Dataset records:
──────────

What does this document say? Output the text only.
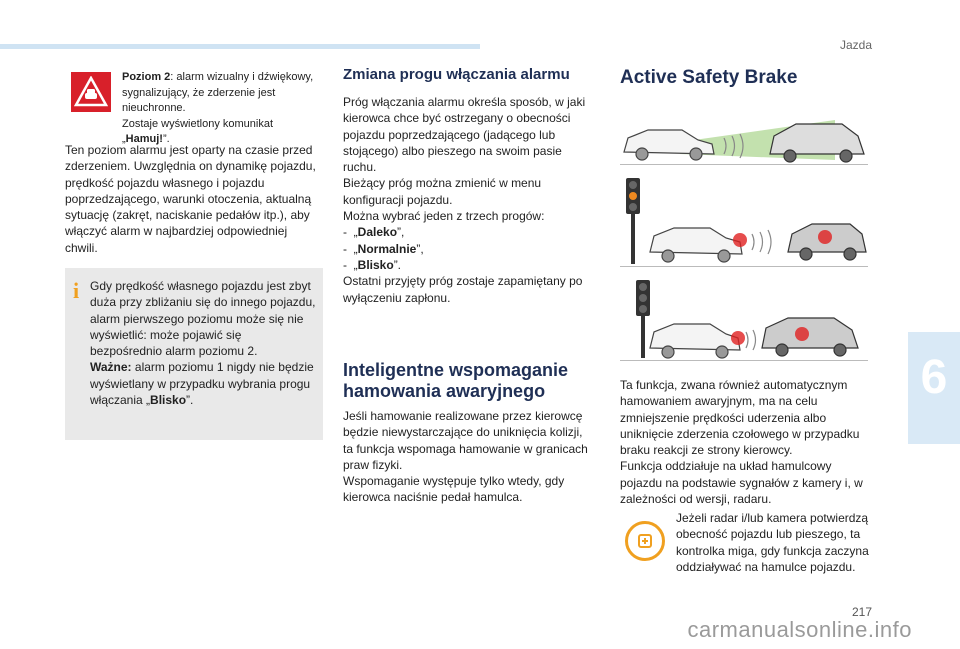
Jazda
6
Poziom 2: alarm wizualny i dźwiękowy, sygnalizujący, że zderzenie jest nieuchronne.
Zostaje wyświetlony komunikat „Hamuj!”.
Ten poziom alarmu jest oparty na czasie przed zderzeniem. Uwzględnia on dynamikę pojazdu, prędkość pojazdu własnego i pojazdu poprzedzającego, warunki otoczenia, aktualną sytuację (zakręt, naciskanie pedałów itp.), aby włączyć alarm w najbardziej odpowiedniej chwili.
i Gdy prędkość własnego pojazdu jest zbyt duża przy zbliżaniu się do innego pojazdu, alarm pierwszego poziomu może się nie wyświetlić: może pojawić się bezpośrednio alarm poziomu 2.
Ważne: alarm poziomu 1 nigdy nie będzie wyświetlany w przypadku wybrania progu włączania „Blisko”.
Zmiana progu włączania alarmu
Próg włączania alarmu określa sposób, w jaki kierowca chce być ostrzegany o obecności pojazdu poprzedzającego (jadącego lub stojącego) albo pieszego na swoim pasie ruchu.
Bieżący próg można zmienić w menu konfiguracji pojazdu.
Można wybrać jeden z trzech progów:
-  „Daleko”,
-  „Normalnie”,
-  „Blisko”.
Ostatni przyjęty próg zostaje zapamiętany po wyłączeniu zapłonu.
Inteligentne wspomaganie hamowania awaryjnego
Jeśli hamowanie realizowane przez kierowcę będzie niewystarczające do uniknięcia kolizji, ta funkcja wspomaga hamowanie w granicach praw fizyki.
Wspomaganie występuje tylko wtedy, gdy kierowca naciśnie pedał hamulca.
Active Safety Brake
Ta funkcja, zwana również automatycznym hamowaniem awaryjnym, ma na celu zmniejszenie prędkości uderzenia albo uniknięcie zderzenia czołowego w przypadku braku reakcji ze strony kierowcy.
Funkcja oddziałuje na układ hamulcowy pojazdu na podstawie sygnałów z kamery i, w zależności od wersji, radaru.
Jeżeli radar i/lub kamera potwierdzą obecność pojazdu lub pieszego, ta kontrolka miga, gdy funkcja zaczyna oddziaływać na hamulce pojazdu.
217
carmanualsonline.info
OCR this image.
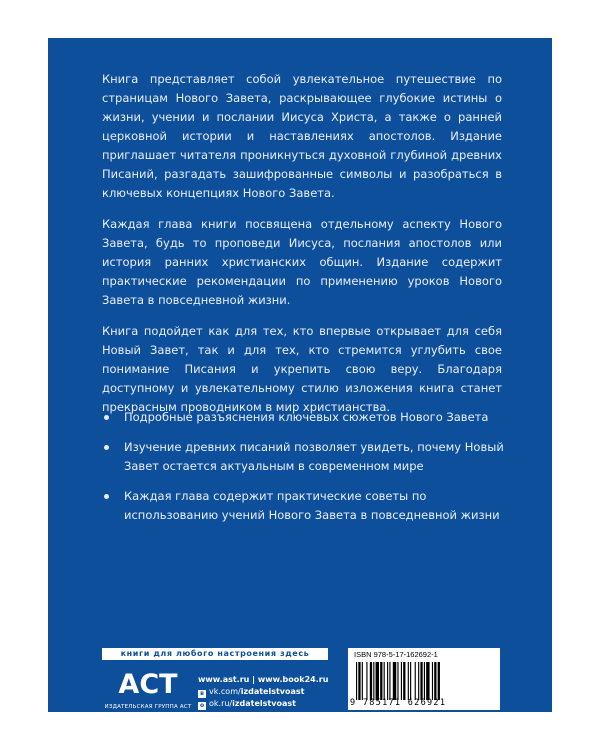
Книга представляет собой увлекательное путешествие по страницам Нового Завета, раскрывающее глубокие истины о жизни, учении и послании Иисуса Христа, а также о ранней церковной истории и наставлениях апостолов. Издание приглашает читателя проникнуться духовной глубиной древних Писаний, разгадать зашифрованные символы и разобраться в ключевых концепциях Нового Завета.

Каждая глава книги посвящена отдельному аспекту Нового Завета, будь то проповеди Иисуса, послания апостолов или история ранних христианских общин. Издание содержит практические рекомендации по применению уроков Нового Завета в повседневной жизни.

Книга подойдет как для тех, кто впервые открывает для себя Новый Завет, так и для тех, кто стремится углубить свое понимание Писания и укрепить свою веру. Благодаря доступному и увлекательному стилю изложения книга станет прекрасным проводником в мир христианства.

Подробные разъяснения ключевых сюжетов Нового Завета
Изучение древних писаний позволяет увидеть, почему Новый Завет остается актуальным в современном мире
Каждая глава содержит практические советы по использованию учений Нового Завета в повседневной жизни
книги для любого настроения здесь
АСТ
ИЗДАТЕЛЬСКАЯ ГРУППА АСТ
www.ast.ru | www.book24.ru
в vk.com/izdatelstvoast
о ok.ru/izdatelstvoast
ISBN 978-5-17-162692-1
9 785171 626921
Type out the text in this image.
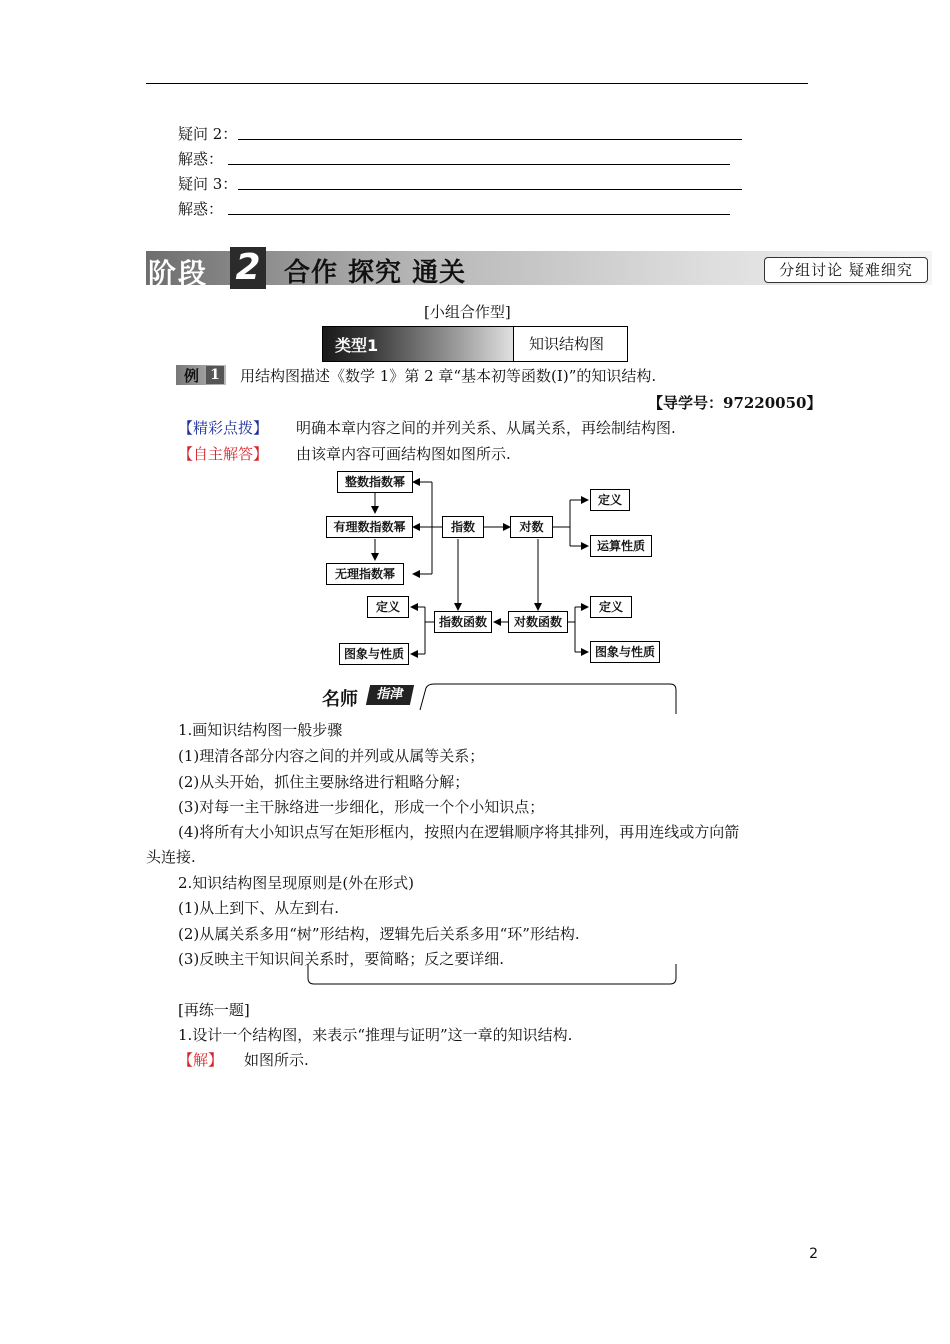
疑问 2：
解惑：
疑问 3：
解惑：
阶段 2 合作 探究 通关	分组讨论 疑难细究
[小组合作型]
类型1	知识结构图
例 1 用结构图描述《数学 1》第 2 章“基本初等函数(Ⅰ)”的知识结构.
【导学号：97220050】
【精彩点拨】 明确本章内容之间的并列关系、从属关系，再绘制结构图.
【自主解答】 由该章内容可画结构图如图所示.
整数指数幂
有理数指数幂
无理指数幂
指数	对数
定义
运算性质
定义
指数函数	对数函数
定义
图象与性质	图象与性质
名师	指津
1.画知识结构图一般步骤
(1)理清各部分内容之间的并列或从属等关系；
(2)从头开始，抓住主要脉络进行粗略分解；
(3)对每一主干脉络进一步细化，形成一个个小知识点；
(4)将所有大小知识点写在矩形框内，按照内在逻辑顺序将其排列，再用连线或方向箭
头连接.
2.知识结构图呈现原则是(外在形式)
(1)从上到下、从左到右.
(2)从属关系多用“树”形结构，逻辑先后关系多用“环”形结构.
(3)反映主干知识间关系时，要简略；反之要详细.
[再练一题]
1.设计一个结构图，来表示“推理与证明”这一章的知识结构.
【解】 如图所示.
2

──────────

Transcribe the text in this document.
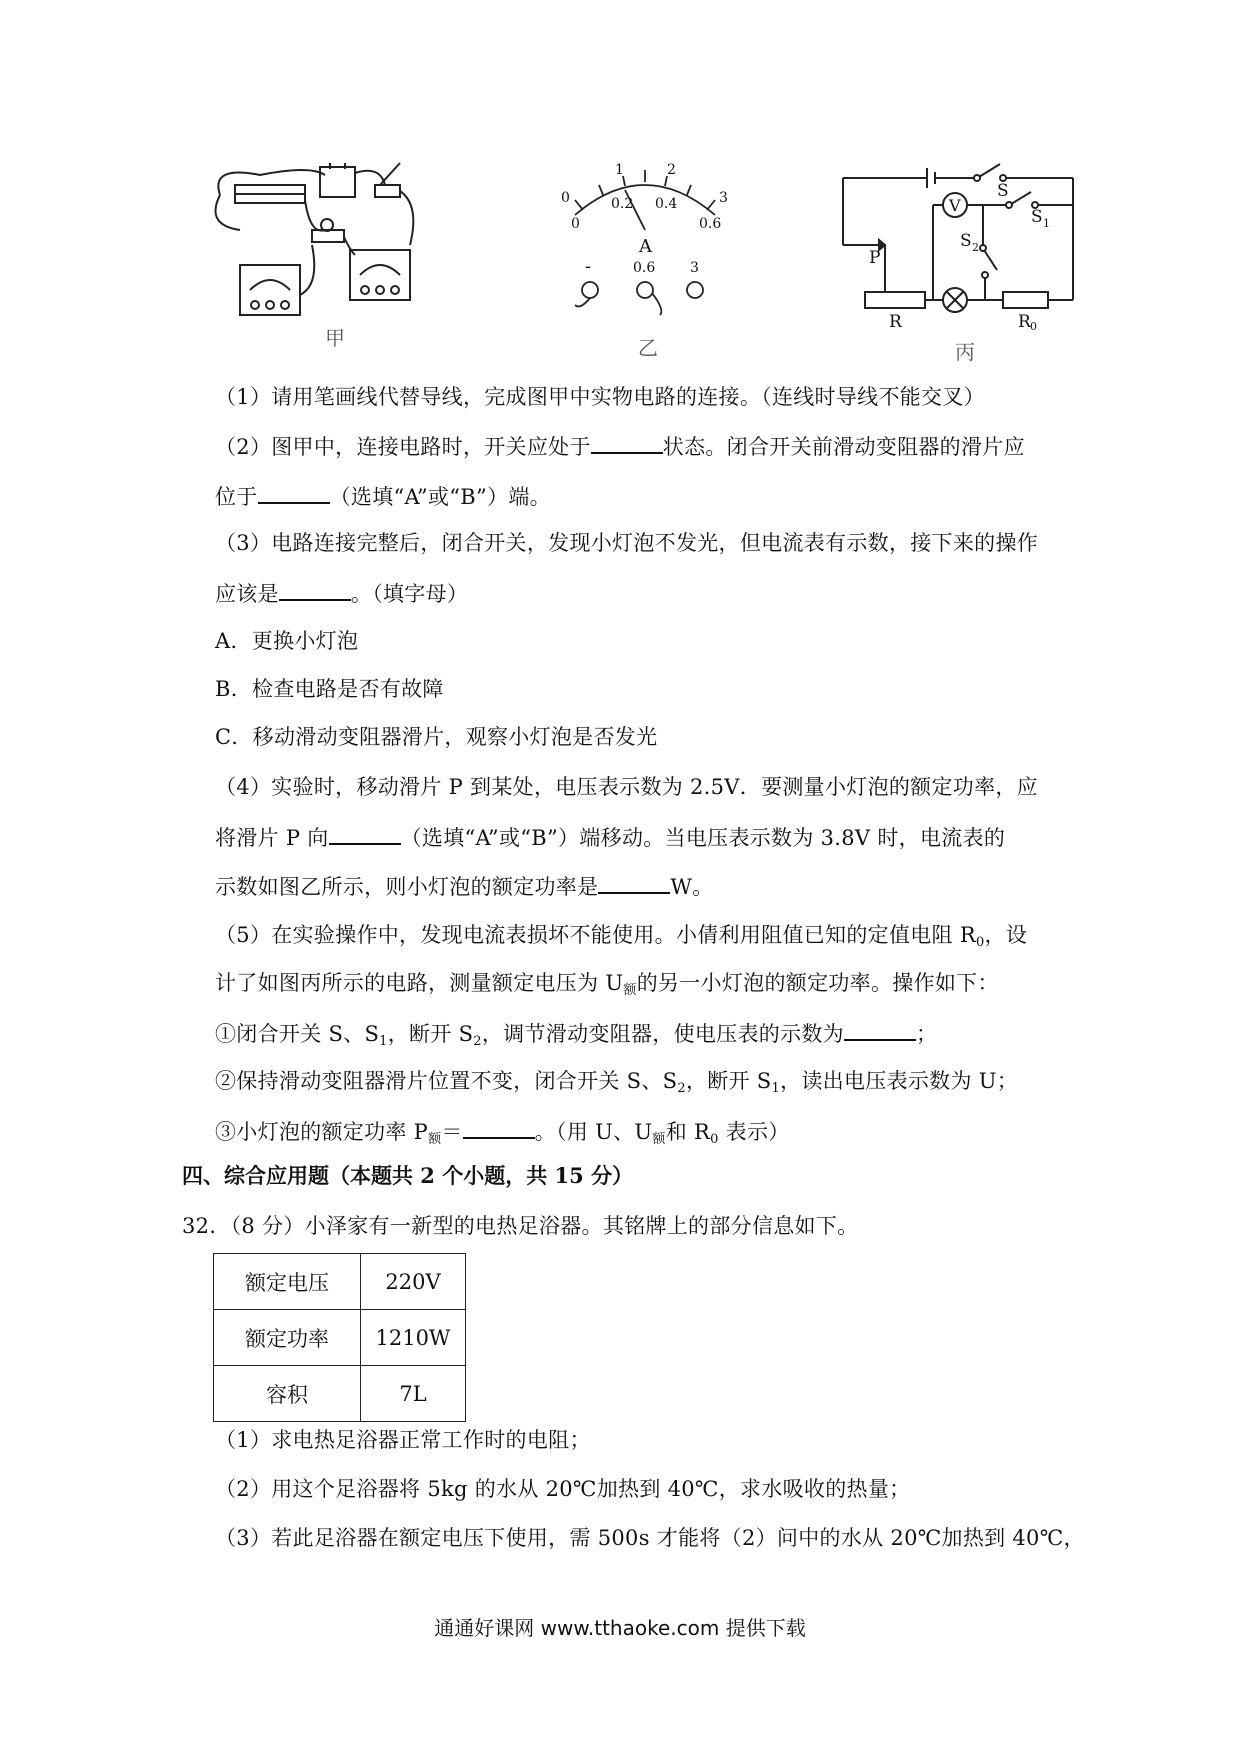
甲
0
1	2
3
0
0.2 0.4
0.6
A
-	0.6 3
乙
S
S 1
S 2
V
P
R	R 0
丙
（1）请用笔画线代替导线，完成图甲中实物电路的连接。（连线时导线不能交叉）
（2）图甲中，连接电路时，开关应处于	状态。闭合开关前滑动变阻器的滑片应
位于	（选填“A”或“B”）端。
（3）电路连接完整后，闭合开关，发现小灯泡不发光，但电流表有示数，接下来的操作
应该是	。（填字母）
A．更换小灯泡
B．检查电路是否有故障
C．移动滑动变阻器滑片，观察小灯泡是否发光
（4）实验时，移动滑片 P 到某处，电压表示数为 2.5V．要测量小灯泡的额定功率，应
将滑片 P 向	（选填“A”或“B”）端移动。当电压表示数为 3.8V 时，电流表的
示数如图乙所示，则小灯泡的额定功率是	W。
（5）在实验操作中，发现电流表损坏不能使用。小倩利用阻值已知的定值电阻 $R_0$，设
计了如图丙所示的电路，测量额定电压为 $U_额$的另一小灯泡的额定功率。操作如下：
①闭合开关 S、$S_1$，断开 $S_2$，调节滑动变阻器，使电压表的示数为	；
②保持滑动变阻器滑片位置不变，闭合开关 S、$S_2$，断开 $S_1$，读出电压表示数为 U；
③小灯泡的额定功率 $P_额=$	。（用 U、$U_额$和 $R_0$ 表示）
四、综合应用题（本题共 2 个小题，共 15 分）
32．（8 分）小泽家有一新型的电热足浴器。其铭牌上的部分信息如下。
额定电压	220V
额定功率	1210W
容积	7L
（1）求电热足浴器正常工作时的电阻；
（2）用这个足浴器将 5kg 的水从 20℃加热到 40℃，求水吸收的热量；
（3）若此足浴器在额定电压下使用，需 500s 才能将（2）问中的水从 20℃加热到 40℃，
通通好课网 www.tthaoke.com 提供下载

──────────

Only lines with the word "kierowca" should be collected from the material.

Próg włączania alarmu określa sposób, w jaki kierowca chce być ostrzegany o obecności pojazdu poprzedzającego (jadącego lub stojącego) albo pieszego na swoim pasie ruchu.
Wspomaganie występuje tylko wtedy, gdy kierowca naciśnie pedał hamulca.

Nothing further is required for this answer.